REQUIRED TASKS
[1] In the Durable Functions polling issue, which header does Durable Functions expect for finding out more about an operation?
[2] Please copy the Durable Functions polling issue word for word, between "The GET operation" and "Functions is not.", inclusive.
[3] Write the next part of the Durable Functions polling issue, picking up after its last sentence.

TEXT PROVIDED
----

Azure / azure-functions-durable-extension

Durable Task Framework extension for Azure Functions
MIT License
715 stars 267 forks source link

Allow custom polling behavior in CallHttpAsync() for long-running endpoints #1183

Open idg10 opened 4 years ago

idg10 commented 4 years ago

The 202-based polling pattern that Durable Functions supports (both for consuming external HTTP endpoints, and also for presenting the status of Durable Functions in progress) is at odds with the HTTP specification, and also does not conform Microsoft's guidelines at https://github.com/Microsoft/api-guidelines/blob/vNext/Guidelines.md

We would like Durable Functions to be able to consume long-running operations that work in the way described in those guidelines. Currently, Durable Functions require an operation status endpoint to return a 202 status for as long as the operation is running. If the operation status endpoint returns a 200 status, Durable Functions interprets this as meaning that the operation is complete.

That is directly incompatible with section 13.2.5 of Microsoft's API guidelines at https://github.com/Microsoft/api-guidelines/blob/vNext/Guidelines.md#1325-operation-resource which say:

The GET operation against an operation MUST return:

  1. The operation resource, it's state, and any extended state relevant to the particular API.
  2. 200 OK as the response code.

The reason we'd prefer to have long-running endpoints work the way that these guidelines recommend is that they are consistent with the HTTP specification in a way that the approach taken by Durable Functions is not.

Durable Functions expect a GET against the URL representing an operation to return a 202 if the operation is incomplete, but the problem with this, from an HTTP Specification point of view, is that the meaning of a 202 status at this point is not "the operation hasn't finished", it is "we haven't finished retrieving the operation's status". That's not how Durable Functions interprets it of course, but it's what a 202 status at this point implies based on what the HTTP Spec says.

Where a 202 does come into this is as the return code from the endpoints that starts the operation. In that context it makes sense, because the HTTP operation it describes is typically a POST asking to do a thing, and the 202 correctly indicates that the work to do the thing is underway but not complete, and the response can include a header saying where to find out more. (Opinion is divided on exactly what that header should be. Azure uses either of 2 different headers for this as described at https://docs.microsoft.com/en-us/azure/azure-resource-manager/resource-manager-async-operations#monitor-status-of-operation while the Microsoft guidelines show a non-standard Operation-Location header in https://github.com/Microsoft/api-guidelines/blob/vNext/Guidelines.md#1327-the-typical-flow-polling and there's a proposal at https://github.com/Microsoft/api-guidelines/pull/101 to use the standard Content-Location instead; Durable Functions expects Location).

----

Items from a dataset:
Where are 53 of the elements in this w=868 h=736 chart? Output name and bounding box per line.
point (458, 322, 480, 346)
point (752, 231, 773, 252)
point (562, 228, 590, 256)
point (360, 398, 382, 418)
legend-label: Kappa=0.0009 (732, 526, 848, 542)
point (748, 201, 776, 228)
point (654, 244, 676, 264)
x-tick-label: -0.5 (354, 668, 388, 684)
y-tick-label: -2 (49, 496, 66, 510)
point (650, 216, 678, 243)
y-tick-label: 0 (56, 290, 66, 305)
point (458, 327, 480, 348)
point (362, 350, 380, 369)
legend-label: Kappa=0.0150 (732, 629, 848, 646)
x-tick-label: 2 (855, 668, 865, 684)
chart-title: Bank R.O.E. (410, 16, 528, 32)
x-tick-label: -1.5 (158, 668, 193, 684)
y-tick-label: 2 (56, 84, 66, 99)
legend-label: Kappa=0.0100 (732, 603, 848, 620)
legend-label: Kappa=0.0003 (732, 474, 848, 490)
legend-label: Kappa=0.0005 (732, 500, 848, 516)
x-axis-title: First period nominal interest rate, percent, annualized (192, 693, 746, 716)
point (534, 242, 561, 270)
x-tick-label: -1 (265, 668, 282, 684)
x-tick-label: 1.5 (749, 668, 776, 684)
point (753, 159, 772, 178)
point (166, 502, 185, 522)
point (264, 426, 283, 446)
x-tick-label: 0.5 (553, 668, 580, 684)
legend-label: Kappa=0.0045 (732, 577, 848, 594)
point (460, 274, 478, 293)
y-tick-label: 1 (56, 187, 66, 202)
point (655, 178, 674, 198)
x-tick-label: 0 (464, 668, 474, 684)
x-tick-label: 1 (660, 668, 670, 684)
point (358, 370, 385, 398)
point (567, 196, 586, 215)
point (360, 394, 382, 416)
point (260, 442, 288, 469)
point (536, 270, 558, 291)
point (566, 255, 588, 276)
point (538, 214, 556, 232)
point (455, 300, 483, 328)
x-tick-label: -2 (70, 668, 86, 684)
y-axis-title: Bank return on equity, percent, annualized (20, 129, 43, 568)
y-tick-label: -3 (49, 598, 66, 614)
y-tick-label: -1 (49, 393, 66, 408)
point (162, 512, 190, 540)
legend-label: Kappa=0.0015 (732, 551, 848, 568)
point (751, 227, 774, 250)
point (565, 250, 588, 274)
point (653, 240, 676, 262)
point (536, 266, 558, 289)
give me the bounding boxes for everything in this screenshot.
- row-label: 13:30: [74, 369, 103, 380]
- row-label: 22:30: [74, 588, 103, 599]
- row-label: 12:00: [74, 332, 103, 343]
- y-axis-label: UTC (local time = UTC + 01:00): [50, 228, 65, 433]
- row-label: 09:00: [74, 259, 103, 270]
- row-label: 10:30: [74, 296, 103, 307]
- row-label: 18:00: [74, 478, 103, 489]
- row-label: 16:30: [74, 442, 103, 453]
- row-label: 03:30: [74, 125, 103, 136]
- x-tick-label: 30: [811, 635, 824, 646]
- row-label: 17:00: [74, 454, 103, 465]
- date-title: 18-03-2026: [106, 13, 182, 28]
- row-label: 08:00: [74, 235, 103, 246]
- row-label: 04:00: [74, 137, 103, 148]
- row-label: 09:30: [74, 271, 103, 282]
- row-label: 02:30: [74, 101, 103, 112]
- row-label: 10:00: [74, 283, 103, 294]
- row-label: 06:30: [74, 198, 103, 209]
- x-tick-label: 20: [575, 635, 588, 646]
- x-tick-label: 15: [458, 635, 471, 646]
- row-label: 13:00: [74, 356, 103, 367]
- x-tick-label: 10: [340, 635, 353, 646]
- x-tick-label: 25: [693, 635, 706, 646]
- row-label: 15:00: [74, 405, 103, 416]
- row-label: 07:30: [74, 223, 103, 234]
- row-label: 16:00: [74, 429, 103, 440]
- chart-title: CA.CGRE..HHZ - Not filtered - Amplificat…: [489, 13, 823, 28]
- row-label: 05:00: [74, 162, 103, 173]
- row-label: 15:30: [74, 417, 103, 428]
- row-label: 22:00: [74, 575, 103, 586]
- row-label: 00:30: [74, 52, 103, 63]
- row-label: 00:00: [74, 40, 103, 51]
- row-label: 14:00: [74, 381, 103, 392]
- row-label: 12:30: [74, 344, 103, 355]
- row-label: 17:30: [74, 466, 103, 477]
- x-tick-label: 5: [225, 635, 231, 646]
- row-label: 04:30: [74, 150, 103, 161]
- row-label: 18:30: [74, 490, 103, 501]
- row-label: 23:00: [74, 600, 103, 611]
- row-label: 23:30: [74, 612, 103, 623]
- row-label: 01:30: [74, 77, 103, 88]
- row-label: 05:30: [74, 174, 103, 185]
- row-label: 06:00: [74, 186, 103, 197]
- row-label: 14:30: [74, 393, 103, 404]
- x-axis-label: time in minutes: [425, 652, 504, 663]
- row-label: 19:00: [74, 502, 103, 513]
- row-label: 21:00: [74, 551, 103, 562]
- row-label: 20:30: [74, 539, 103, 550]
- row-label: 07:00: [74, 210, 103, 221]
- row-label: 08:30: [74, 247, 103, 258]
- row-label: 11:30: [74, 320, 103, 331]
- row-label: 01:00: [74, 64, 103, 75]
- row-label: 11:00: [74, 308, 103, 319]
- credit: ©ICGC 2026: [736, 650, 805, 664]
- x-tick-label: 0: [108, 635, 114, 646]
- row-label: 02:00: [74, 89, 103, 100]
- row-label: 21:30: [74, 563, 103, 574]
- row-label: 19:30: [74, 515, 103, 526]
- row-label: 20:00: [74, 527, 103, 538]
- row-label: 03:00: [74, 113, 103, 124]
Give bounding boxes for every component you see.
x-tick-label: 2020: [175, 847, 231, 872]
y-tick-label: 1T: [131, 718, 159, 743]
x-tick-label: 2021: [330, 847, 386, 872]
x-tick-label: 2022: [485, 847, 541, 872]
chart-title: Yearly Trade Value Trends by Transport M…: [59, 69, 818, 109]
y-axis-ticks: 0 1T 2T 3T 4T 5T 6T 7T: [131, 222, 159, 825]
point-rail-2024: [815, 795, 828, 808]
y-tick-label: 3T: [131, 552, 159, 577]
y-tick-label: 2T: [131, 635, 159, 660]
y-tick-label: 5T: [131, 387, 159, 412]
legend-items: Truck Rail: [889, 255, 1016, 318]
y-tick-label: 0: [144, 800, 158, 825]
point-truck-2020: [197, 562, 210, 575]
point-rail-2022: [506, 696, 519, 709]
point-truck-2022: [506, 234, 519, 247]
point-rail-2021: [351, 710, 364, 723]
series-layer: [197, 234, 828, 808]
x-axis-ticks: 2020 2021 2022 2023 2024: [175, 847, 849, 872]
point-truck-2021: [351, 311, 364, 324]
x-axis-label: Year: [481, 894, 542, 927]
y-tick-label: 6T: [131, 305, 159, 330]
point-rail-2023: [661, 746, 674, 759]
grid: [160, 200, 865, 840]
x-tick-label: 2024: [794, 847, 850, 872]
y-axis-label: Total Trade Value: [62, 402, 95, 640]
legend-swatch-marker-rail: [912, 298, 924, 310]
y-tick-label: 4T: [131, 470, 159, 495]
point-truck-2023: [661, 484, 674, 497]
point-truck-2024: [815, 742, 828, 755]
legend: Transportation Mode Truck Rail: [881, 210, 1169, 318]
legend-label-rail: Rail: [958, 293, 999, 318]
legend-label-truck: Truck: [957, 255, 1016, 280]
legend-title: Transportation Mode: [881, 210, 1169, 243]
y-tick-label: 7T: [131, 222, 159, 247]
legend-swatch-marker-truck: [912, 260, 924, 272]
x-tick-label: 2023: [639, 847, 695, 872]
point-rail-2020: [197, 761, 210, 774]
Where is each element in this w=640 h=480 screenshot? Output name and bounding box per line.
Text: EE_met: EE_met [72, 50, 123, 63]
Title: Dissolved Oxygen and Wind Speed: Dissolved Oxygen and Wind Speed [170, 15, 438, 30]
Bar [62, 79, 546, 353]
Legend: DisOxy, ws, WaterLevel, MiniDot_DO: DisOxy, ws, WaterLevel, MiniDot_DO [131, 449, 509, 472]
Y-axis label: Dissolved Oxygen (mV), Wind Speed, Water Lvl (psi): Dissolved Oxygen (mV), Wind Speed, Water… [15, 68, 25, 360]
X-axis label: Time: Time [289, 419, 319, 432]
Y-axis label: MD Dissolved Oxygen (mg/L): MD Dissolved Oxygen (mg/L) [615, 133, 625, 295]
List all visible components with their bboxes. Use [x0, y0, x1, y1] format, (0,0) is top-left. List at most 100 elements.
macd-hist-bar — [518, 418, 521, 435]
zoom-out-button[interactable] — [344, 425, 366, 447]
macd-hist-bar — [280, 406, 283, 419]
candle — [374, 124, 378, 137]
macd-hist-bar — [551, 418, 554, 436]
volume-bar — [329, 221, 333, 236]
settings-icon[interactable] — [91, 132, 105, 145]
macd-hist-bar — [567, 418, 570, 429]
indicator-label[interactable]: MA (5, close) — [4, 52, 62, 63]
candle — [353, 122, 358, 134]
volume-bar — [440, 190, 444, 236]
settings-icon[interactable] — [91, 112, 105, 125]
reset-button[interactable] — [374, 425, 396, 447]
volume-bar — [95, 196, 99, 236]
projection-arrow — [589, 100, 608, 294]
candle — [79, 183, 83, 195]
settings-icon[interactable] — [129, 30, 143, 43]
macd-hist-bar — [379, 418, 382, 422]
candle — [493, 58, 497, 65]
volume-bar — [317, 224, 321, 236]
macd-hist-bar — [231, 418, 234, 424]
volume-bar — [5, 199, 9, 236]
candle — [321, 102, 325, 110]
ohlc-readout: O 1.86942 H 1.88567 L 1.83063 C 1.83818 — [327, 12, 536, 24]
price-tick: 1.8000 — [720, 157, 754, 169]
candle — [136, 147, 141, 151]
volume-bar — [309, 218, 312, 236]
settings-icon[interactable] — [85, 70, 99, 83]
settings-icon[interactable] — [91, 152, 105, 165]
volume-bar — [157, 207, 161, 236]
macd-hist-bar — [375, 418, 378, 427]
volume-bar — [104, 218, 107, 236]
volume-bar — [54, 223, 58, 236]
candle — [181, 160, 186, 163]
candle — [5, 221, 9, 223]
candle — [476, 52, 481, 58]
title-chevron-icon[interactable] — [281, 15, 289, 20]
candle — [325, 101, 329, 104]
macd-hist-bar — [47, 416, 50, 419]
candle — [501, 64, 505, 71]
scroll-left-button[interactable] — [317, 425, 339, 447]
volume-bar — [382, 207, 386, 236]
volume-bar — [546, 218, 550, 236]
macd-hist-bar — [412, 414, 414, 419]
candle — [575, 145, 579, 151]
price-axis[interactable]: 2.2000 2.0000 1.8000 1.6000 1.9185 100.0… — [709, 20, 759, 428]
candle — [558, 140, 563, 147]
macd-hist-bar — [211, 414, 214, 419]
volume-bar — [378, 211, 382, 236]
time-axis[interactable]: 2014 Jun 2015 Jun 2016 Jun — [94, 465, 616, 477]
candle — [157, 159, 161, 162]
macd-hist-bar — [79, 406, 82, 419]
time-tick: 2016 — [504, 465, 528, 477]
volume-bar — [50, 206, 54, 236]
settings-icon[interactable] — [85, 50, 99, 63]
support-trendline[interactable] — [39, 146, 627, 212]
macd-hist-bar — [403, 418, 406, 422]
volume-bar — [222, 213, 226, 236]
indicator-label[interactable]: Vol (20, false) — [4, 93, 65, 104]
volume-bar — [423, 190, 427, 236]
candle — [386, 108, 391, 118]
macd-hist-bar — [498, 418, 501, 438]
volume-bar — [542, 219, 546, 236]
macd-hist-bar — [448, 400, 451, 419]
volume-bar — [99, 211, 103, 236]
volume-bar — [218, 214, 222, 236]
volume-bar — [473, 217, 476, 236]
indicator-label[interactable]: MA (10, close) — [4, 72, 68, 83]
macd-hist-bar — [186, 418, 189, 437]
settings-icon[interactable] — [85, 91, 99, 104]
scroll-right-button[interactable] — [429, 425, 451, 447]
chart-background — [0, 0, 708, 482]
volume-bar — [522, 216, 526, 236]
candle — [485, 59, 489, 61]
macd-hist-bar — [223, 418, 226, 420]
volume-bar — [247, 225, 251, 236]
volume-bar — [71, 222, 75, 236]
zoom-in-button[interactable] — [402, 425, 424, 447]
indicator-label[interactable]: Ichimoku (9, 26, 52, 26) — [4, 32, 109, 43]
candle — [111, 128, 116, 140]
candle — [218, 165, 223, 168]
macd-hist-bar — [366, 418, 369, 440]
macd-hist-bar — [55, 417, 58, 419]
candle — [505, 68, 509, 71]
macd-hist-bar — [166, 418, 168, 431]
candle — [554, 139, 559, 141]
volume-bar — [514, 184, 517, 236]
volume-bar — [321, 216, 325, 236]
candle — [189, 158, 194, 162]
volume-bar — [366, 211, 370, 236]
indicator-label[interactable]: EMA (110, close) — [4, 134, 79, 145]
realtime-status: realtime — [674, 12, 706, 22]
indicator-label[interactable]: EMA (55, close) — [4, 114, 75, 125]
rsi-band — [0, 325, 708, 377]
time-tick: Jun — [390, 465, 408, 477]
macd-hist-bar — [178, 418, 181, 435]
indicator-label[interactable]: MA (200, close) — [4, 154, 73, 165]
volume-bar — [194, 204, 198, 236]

----

RESULTS FOR THE EXERCISE
[1] Durable Functions expects the Location header.

[2]
The GET operation against an operation MUST return:

  1. The operation resource, it's state, and any extended state relevant to the particular API.
  2. 200 OK as the response code.

The reason we'd prefer to have long-running endpoints work the way that these guidelines recommend is that they are consistent with the HTTP specification in a way that the approach taken by Durable Functions is not.

[3]
HTTP status codes tell you about the HTTP request at hand. They are not designed to tell you about the status of something else. The reason the API Guidelines say that the Operation endpoint MUST return a 200 (even if the operation is not in progress) is that this is how it tells the client that the GET request to fetch the status has been successfully handled.

With 202s, this is arguably not a problem (assuming you're prepared to ignore the abuse of the HTTP protocol) but where the problems in this design really become apparent is on failure. If you look at https://docs.microsoft.com/en-us/azure/azure-functions/durable/durable-functions-http-api#get-instance-status it says that the way the orchestration instance endpoint reports the failure of the instance is by producing a 500 status.

The big problem with that is that there is no way to distinguish beween the failure of the orchestration instance, and the failure of the server to report the status of the instance.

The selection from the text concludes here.